• **Extract to read**
Employee expectations have shifted over the past decade, particularly among the younger generations now entering the workforce.
Since the pandemic, boards across the UK have spent the years weighing incentives against mandates, trying to coax people back into the office without making it feel like a penalty. What employers want from the workplace, and what employees want from it, are still not always aligned. Around four in ten UK workers now spend at least part of their week working from home, while absence has climbed to its highest level in over a decade, exceeding nine working days per employee per year according to the CIPD. Building somewhere people genuinely want to be has moved beyond salary, benefits and policies alone. Companies serious about attracting and retaining talent are now competing across a broader set of expectations, and food has become part of that equation. Now, workplace corporate catering sits firmly within conversations that keep HR leaders awake at night: employee experience, culture, recruitment and the golden goose: retention. In response to changing employee behaviours and expectations, a growing number of organisations have stopped treating food as a perk and started treating it as a performance lever.
On the face of it, the logic is straightforward. Good nutrition supports energy, focus and productivity. Dig a little deeper, however, and food is doing what it has always done best: bringing people together to connect, collaborate and build relationships. The wider food industry has recognised this shift and responded accordingly, with fresh examples of what workplace dining can look like when approached strategically. This thinking underpins the way two businesses approach workplace dining from different angles: Fooditude and The Good Eating Company.
Fooditude provides delivered catering for offices without on-site kitchens, while GEC operates a fully staffed workplace onsite catering service for larger sites. Farzana Miah, Head of Marketing, shared why an innovative approach to corporate catering matters in today’s climate, at a time when employers are placing greater emphasis on authentic culture and employee wellbeing: “Employees today have genuinely high expectations when it comes to dining, and rightly so,” she says. “With the incredible restaurants, street food markets and culinary experiences on their doorstep, especially in London, the workplace also needs to compete.”
The Good Eating Company and Fooditude recently celebrated the launch of the TASTE Spring Summer Food Innovation Forum at London’s Business Design Centre, where eight new food and drink concepts were presented exactly as they would be served in the workplace as part of onsite catering services. “For us, it was a showcase of what’s possible when brands are genuinely led by customer insight, allowing that insight to drive innovation that can raise the bar for workplace hospitality moving forward,” says Miah.
Among the concepts showcased was Smoking Barrel, featuring premium cuts of meat, cornbread and house-made sides; the kind of meal people actively look forward to rather than simply tolerate. Fooditude introduced three concepts of its own: Galli Social, inspired by Indian street food; Bun Cho, influenced by Vietnamese market cooking; and Function, which builds dishes around ingredients selected for energy and focus as much as flavour. The latter reflects the growing trend towards functional nutrition, where food is increasingly judged not only by how it tastes, but by how it makes people feel hours later. Alongside the new launches, GEC also highlighted its Sustainable Diets initiative. Rather than removing options or relying on messaging alone, the programme uses menu design and placement to make lower-impact choices easier for employees. The goal is simple: make the preferred option the easiest option. Those commitments, however, are only as strong as the supply chain behind them. The forum brought together more than 20 local suppliers, highlighting the growing importance of sourcing transparency as employees become increasingly interested in provenance and environmental impact. Sustainability messaging quickly falls apart if organisations cannot demonstrate where their food comes from.

• **Input data**
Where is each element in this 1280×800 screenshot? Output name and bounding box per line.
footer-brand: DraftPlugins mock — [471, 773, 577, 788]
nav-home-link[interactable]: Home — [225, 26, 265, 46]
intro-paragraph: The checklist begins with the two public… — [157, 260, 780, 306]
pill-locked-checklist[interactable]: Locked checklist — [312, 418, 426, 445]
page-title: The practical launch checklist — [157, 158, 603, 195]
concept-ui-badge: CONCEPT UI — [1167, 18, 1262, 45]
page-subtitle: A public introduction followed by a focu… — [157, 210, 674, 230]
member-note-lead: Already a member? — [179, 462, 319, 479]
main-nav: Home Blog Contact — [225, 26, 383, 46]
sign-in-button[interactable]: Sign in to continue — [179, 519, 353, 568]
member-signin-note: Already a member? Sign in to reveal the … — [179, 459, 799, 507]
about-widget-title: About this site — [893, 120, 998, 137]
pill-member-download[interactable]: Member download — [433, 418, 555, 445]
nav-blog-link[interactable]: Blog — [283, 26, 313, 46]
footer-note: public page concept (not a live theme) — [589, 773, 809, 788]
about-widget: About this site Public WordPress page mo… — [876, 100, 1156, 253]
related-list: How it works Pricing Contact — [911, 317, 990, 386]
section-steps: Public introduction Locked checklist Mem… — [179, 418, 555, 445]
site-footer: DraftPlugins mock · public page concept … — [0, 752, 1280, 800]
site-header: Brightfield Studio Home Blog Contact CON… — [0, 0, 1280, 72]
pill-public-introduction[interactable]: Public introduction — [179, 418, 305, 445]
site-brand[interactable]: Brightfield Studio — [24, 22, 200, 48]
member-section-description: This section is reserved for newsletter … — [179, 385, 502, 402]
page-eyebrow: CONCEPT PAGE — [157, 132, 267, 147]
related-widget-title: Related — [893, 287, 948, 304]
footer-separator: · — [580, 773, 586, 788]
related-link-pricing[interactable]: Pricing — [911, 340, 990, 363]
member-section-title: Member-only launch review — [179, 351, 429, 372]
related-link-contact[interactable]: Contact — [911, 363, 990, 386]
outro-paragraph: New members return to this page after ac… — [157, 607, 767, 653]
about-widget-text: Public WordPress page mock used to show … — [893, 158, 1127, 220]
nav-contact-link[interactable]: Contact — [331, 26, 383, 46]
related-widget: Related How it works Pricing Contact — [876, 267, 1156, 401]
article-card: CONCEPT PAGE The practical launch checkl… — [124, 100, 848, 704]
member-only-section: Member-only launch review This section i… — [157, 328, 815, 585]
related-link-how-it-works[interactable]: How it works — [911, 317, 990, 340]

• **What you need to do**
1. Decide whether each statement below agrees with the workplace catering article, answering yes or no and quoting the words of the article that settle it. (a) Fooditude runs a fully staffed onsite catering service for larger sites. (b) More than 20 local suppliers took part in the forum. (c) Eight new food and drink concepts were presented at the forum.
2. According to the workplace catering article, where was the TASTE Spring Summer Food Innovation Forum launched?

• **Activity answers**
1.
(a) No: "Fooditude provides delivered catering for offices without on-site kitchens, while GEC operates a fully staffed workplace onsite catering service for larger sites."
(b) Yes: "The forum brought together more than 20 local suppliers."
(c) Yes: "eight new food and drink concepts were presented exactly as they would be served in the workplace."

2. At London’s Business Design Centre.